Data:
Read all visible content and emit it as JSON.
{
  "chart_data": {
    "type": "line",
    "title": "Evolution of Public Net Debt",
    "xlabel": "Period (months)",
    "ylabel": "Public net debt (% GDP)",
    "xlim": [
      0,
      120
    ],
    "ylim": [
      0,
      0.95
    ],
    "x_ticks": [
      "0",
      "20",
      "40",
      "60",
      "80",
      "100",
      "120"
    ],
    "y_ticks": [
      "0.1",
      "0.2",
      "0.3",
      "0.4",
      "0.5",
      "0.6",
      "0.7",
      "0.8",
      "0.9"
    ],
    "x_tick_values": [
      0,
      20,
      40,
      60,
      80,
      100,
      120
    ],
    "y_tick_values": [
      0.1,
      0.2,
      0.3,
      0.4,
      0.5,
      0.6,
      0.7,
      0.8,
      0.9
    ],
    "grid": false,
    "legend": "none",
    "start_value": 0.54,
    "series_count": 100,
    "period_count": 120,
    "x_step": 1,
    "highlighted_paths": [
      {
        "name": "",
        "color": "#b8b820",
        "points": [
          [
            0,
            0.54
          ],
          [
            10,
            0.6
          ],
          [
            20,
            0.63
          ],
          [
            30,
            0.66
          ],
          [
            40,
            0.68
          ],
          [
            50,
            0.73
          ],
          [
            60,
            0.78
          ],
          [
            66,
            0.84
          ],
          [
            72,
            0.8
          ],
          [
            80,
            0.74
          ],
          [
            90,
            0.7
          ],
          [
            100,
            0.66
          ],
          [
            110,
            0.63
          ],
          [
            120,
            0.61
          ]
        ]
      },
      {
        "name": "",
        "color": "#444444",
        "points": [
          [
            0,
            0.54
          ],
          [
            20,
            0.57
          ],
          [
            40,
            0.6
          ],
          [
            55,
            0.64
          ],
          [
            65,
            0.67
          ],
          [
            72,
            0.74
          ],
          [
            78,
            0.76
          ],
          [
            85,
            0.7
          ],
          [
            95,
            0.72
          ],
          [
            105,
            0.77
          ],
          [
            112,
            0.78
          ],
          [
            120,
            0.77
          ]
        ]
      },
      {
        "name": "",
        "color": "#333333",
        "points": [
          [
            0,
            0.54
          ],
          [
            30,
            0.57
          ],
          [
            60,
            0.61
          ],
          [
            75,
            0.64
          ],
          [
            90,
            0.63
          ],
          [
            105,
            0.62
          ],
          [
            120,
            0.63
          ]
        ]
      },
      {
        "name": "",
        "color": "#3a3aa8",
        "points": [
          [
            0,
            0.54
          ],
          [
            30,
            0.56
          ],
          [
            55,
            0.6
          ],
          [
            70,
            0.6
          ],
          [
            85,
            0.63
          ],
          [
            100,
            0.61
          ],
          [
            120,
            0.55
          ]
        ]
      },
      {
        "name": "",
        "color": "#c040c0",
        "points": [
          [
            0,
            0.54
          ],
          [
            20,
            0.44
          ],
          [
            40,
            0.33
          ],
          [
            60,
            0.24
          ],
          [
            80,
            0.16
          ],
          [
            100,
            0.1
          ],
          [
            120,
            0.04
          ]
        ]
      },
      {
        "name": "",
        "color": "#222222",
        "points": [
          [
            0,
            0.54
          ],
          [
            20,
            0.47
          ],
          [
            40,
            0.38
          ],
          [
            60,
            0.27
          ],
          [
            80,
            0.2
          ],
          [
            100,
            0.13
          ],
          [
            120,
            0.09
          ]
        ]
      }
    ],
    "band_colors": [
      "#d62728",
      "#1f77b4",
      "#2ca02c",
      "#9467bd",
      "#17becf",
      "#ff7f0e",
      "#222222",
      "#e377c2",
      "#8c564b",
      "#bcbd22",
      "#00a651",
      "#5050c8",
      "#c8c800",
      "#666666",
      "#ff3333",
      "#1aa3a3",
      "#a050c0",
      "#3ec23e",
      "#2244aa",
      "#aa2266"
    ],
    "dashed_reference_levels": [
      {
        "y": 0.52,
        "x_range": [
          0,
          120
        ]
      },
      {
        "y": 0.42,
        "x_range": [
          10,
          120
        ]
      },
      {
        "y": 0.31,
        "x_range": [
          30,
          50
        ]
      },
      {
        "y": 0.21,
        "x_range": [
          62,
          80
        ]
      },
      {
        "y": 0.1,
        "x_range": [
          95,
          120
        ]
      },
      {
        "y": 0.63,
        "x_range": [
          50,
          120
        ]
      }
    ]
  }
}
* * *
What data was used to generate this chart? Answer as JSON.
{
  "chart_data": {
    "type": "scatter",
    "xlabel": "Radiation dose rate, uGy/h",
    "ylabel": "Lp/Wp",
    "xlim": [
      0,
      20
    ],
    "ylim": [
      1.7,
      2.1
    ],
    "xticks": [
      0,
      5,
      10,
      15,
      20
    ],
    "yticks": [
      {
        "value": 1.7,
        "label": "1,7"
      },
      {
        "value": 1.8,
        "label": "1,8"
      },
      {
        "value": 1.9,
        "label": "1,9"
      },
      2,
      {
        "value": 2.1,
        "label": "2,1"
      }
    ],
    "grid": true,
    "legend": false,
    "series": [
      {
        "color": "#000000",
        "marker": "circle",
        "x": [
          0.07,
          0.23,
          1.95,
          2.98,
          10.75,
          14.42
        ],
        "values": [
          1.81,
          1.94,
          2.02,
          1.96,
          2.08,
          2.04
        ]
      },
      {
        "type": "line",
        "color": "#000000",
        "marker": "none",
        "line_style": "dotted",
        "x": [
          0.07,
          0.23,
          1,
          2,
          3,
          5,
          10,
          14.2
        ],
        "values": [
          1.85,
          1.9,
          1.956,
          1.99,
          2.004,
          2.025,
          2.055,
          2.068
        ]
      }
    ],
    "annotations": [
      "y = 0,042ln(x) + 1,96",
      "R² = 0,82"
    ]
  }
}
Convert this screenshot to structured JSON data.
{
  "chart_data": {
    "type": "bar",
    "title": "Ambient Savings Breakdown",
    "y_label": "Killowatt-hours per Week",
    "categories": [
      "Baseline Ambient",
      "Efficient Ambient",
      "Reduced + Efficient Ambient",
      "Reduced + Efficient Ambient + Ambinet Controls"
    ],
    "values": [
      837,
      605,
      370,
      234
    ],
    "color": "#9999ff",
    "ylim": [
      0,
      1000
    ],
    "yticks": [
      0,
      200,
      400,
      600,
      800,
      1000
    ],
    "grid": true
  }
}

Stated exercise:
Go through the material and copy out every line with "Public" in it.

Written response:
    "title": "Evolution of Public Net Debt",
    "ylabel": "Public net debt (% GDP)",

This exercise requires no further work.